#### What to work on
Lay out, as a Markdown table with the columns Row and Line, the part that opens with the line containing "- code-line: 2 ###: [33, 146, 105, 168]" and closes with the line containing "566, 1275, 588]", leaving out blank lines.

#### Dataset rows
******************************

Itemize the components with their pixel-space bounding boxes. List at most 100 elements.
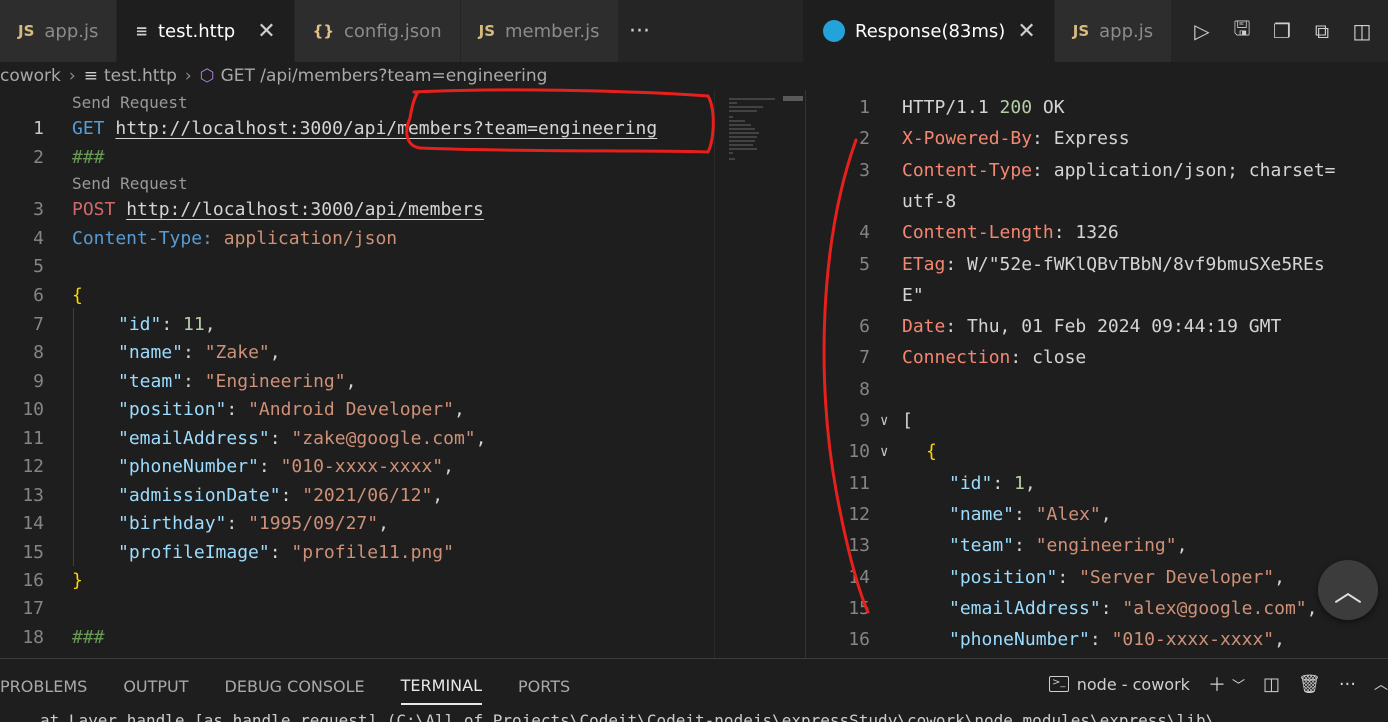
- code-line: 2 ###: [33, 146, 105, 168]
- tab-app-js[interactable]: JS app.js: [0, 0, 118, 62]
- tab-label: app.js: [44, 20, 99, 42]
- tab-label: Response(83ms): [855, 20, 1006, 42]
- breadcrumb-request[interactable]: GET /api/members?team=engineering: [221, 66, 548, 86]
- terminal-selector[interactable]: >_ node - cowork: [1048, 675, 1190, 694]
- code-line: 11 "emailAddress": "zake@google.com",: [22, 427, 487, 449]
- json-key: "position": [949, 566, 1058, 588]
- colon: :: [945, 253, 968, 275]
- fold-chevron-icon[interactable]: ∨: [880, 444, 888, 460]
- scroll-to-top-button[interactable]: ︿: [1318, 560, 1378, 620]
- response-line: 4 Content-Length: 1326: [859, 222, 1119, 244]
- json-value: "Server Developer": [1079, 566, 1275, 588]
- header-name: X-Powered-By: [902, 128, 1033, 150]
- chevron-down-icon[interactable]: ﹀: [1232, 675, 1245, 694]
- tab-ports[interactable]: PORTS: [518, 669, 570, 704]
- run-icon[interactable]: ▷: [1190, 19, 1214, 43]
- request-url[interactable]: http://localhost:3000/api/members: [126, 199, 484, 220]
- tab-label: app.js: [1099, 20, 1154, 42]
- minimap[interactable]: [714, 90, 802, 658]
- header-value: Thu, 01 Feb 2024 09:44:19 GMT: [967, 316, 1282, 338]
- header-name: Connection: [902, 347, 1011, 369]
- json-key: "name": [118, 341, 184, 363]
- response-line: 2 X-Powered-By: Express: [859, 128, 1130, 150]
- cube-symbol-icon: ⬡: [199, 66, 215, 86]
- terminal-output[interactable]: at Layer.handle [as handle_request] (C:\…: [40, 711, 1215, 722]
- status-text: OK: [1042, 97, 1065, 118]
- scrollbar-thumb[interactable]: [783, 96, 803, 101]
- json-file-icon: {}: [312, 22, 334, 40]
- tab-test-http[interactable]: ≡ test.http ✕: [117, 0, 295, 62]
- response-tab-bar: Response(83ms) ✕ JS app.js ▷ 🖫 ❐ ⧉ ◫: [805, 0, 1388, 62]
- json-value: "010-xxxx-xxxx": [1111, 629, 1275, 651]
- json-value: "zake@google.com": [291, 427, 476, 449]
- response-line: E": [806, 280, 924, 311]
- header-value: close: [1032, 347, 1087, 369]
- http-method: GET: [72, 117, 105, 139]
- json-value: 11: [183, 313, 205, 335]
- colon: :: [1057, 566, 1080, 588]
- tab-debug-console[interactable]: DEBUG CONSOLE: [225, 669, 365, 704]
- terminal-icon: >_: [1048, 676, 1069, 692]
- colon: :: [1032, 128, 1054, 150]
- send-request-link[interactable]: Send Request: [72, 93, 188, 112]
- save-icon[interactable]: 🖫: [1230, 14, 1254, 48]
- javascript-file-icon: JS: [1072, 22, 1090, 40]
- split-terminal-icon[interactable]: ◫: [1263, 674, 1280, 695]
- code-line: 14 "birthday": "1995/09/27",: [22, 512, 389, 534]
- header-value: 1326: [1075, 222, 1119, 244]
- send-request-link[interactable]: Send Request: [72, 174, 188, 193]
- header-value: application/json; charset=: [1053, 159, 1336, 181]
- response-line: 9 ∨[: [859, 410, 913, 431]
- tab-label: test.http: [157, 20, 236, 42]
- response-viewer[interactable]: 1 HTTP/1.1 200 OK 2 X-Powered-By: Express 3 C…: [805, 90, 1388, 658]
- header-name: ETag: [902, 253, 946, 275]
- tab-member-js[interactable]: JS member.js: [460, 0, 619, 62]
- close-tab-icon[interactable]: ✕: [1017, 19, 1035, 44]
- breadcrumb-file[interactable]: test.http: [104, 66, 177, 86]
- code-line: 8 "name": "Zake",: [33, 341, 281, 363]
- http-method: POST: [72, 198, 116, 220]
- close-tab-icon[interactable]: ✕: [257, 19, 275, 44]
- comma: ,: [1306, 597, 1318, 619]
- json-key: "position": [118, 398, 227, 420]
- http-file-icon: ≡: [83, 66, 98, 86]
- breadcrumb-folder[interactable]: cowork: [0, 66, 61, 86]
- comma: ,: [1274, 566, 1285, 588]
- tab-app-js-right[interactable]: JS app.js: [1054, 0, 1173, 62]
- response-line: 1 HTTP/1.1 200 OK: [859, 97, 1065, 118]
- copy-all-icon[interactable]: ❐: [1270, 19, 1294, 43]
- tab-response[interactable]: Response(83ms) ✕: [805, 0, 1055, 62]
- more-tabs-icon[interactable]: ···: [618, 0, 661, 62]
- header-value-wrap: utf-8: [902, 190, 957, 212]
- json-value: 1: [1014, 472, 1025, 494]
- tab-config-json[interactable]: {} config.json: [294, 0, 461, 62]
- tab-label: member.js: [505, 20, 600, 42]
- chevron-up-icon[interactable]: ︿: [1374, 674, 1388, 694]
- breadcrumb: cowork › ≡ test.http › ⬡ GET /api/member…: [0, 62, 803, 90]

******************************

#### Output below
| Row | Line |
|---|---|
| 1 | - code-line: 2 ###: [33, 146, 105, 168] |
| 2 | - tab-app-js[interactable]: JS app.js: [0, 0, 118, 62] |
| 3 | - tab-label: app.js: [44, 20, 99, 42] |
| 4 | - tab-label: Response(83ms): [855, 20, 1006, 42] |
| 5 | - breadcrumb-request[interactable]: GET /api/members?team=engineering: [221, 66, 548, 86] |
| 6 | - terminal-selector[interactable]: >_ node - cowork: [1048, 675, 1190, 694] |
| 7 | - code-line: 11 "emailAddress": "zake@google.com",: [22, 427, 487, 449] |
| 8 | - json-key: "position": [949, 566, 1058, 588] |
| 9 | - colon: :: [945, 253, 968, 275] |
| 10 | - fold-chevron-icon[interactable]: ∨: [880, 444, 888, 460] |
| 11 | - scroll-to-top-button[interactable]: ︿: [1318, 560, 1378, 620] |
| 12 | - response-line: 4 Content-Length: 1326: [859, 222, 1119, 244] |
| 13 | - json-value: "Server Developer": [1079, 566, 1275, 588] |